» Work to be completed
Each line that follows is to be retyped exactly.

» Provided records
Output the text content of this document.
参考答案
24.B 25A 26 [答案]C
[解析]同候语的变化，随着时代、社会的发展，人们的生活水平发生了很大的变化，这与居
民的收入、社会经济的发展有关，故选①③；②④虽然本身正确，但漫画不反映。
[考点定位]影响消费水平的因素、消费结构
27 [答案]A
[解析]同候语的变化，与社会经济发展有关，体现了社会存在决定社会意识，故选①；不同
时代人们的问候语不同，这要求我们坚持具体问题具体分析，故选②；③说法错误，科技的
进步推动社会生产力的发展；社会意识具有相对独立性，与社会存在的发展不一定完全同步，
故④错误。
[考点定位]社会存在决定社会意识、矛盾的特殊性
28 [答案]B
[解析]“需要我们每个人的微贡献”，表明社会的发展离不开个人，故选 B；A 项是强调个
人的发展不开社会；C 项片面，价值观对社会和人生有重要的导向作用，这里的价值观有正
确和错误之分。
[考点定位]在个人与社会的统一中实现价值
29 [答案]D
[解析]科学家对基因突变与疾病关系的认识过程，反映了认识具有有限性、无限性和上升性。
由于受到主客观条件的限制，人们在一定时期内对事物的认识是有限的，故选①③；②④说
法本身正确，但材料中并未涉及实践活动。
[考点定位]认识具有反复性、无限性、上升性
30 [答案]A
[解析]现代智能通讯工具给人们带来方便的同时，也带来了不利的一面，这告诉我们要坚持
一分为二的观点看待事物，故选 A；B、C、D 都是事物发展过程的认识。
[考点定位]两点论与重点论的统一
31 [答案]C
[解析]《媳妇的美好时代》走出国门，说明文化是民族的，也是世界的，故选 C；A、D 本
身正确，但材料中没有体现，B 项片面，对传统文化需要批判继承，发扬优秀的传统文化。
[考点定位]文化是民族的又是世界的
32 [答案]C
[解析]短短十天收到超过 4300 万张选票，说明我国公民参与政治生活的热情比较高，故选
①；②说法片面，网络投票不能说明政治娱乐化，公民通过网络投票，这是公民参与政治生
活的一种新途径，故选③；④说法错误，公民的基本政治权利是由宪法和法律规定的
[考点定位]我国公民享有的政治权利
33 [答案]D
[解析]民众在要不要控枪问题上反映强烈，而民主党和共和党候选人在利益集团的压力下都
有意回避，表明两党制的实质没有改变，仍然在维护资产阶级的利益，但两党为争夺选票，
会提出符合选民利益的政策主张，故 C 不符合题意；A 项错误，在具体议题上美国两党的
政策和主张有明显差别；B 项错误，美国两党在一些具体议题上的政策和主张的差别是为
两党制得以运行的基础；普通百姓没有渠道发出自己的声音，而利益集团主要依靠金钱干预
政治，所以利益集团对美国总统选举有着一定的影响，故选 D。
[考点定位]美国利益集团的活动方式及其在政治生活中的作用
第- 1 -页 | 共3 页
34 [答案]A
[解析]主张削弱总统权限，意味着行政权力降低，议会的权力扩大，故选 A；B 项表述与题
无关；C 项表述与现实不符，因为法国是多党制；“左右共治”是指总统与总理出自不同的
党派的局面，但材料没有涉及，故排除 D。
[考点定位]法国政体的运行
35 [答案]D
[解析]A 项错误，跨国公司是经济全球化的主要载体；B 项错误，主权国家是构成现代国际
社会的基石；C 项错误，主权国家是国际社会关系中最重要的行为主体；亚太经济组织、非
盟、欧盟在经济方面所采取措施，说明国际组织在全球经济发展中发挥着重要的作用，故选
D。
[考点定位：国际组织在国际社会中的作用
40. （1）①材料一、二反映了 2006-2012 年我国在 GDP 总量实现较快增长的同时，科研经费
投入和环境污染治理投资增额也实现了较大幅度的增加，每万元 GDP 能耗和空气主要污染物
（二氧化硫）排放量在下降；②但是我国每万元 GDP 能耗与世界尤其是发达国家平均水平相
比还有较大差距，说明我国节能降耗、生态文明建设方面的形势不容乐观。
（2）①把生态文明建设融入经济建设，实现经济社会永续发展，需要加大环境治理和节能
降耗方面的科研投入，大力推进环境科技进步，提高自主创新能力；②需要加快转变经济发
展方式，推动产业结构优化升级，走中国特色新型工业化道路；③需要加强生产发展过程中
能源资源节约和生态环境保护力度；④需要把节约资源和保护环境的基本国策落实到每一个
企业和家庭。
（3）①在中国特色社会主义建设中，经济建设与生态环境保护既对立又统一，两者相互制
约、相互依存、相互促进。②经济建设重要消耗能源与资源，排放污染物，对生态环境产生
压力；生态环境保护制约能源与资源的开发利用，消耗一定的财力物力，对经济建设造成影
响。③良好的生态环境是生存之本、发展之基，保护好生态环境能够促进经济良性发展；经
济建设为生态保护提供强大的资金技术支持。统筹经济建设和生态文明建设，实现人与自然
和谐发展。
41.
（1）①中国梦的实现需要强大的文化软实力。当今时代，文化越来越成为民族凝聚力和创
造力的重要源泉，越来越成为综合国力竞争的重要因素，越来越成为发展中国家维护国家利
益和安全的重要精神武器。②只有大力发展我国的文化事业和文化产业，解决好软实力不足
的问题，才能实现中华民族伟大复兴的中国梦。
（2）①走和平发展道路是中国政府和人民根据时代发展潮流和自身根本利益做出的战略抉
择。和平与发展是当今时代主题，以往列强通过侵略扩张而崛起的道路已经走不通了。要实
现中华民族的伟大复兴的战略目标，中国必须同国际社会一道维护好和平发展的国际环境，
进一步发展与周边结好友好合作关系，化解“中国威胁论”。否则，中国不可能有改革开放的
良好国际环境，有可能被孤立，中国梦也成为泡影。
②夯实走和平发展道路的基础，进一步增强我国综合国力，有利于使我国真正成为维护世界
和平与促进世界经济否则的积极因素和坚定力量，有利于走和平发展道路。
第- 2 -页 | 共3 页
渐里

» Worked answer
Output the text content of this document.
参考答案
24.B 25A 26 [答案]C
[解析]同候语的变化，随着时代、社会的发展，人们的生活水平发生了很大的变化，这与居
民的收入、社会经济的发展有关，故选①③；②④虽然本身正确，但漫画不反映。
[考点定位]影响消费水平的因素、消费结构
27 [答案]A
[解析]同候语的变化，与社会经济发展有关，体现了社会存在决定社会意识，故选①；不同
时代人们的问候语不同，这要求我们坚持具体问题具体分析，故选②；③说法错误，科技的
进步推动社会生产力的发展；社会意识具有相对独立性，与社会存在的发展不一定完全同步，
故④错误。
[考点定位]社会存在决定社会意识、矛盾的特殊性
28 [答案]B
[解析]“需要我们每个人的微贡献”，表明社会的发展离不开个人，故选 B；A 项是强调个
人的发展不开社会；C 项片面，价值观对社会和人生有重要的导向作用，这里的价值观有正
确和错误之分。
[考点定位]在个人与社会的统一中实现价值
29 [答案]D
[解析]科学家对基因突变与疾病关系的认识过程，反映了认识具有有限性、无限性和上升性。
由于受到主客观条件的限制，人们在一定时期内对事物的认识是有限的，故选①③；②④说
法本身正确，但材料中并未涉及实践活动。
[考点定位]认识具有反复性、无限性、上升性
30 [答案]A
[解析]现代智能通讯工具给人们带来方便的同时，也带来了不利的一面，这告诉我们要坚持
一分为二的观点看待事物，故选 A；B、C、D 都是事物发展过程的认识。
[考点定位]两点论与重点论的统一
31 [答案]C
[解析]《媳妇的美好时代》走出国门，说明文化是民族的，也是世界的，故选 C；A、D 本
身正确，但材料中没有体现，B 项片面，对传统文化需要批判继承，发扬优秀的传统文化。
[考点定位]文化是民族的又是世界的
32 [答案]C
[解析]短短十天收到超过 4300 万张选票，说明我国公民参与政治生活的热情比较高，故选
①；②说法片面，网络投票不能说明政治娱乐化，公民通过网络投票，这是公民参与政治生
活的一种新途径，故选③；④说法错误，公民的基本政治权利是由宪法和法律规定的
[考点定位]我国公民享有的政治权利
33 [答案]D
[解析]民众在要不要控枪问题上反映强烈，而民主党和共和党候选人在利益集团的压力下都
有意回避，表明两党制的实质没有改变，仍然在维护资产阶级的利益，但两党为争夺选票，
会提出符合选民利益的政策主张，故 C 不符合题意；A 项错误，在具体议题上美国两党的
政策和主张有明显差别；B 项错误，美国两党在一些具体议题上的政策和主张的差别是为
两党制得以运行的基础；普通百姓没有渠道发出自己的声音，而利益集团主要依靠金钱干预
政治，所以利益集团对美国总统选举有着一定的影响，故选 D。
[考点定位]美国利益集团的活动方式及其在政治生活中的作用
第- 1 -页 | 共3 页
34 [答案]A
[解析]主张削弱总统权限，意味着行政权力降低，议会的权力扩大，故选 A；B 项表述与题
无关；C 项表述与现实不符，因为法国是多党制；“左右共治”是指总统与总理出自不同的
党派的局面，但材料没有涉及，故排除 D。
[考点定位]法国政体的运行
35 [答案]D
[解析]A 项错误，跨国公司是经济全球化的主要载体；B 项错误，主权国家是构成现代国际
社会的基石；C 项错误，主权国家是国际社会关系中最重要的行为主体；亚太经济组织、非
盟、欧盟在经济方面所采取措施，说明国际组织在全球经济发展中发挥着重要的作用，故选
D。
[考点定位：国际组织在国际社会中的作用
40. （1）①材料一、二反映了 2006-2012 年我国在 GDP 总量实现较快增长的同时，科研经费
投入和环境污染治理投资增额也实现了较大幅度的增加，每万元 GDP 能耗和空气主要污染物
（二氧化硫）排放量在下降；②但是我国每万元 GDP 能耗与世界尤其是发达国家平均水平相
比还有较大差距，说明我国节能降耗、生态文明建设方面的形势不容乐观。
（2）①把生态文明建设融入经济建设，实现经济社会永续发展，需要加大环境治理和节能
降耗方面的科研投入，大力推进环境科技进步，提高自主创新能力；②需要加快转变经济发
展方式，推动产业结构优化升级，走中国特色新型工业化道路；③需要加强生产发展过程中
能源资源节约和生态环境保护力度；④需要把节约资源和保护环境的基本国策落实到每一个
企业和家庭。
（3）①在中国特色社会主义建设中，经济建设与生态环境保护既对立又统一，两者相互制
约、相互依存、相互促进。②经济建设重要消耗能源与资源，排放污染物，对生态环境产生
压力；生态环境保护制约能源与资源的开发利用，消耗一定的财力物力，对经济建设造成影
响。③良好的生态环境是生存之本、发展之基，保护好生态环境能够促进经济良性发展；经
济建设为生态保护提供强大的资金技术支持。统筹经济建设和生态文明建设，实现人与自然
和谐发展。
41.
（1）①中国梦的实现需要强大的文化软实力。当今时代，文化越来越成为民族凝聚力和创
造力的重要源泉，越来越成为综合国力竞争的重要因素，越来越成为发展中国家维护国家利
益和安全的重要精神武器。②只有大力发展我国的文化事业和文化产业，解决好软实力不足
的问题，才能实现中华民族伟大复兴的中国梦。
（2）①走和平发展道路是中国政府和人民根据时代发展潮流和自身根本利益做出的战略抉
择。和平与发展是当今时代主题，以往列强通过侵略扩张而崛起的道路已经走不通了。要实
现中华民族的伟大复兴的战略目标，中国必须同国际社会一道维护好和平发展的国际环境，
进一步发展与周边结好友好合作关系，化解“中国威胁论”。否则，中国不可能有改革开放的
良好国际环境，有可能被孤立，中国梦也成为泡影。
②夯实走和平发展道路的基础，进一步增强我国综合国力，有利于使我国真正成为维护世界
和平与促进世界经济否则的积极因素和坚定力量，有利于走和平发展道路。
第- 2 -页 | 共3 页
渐里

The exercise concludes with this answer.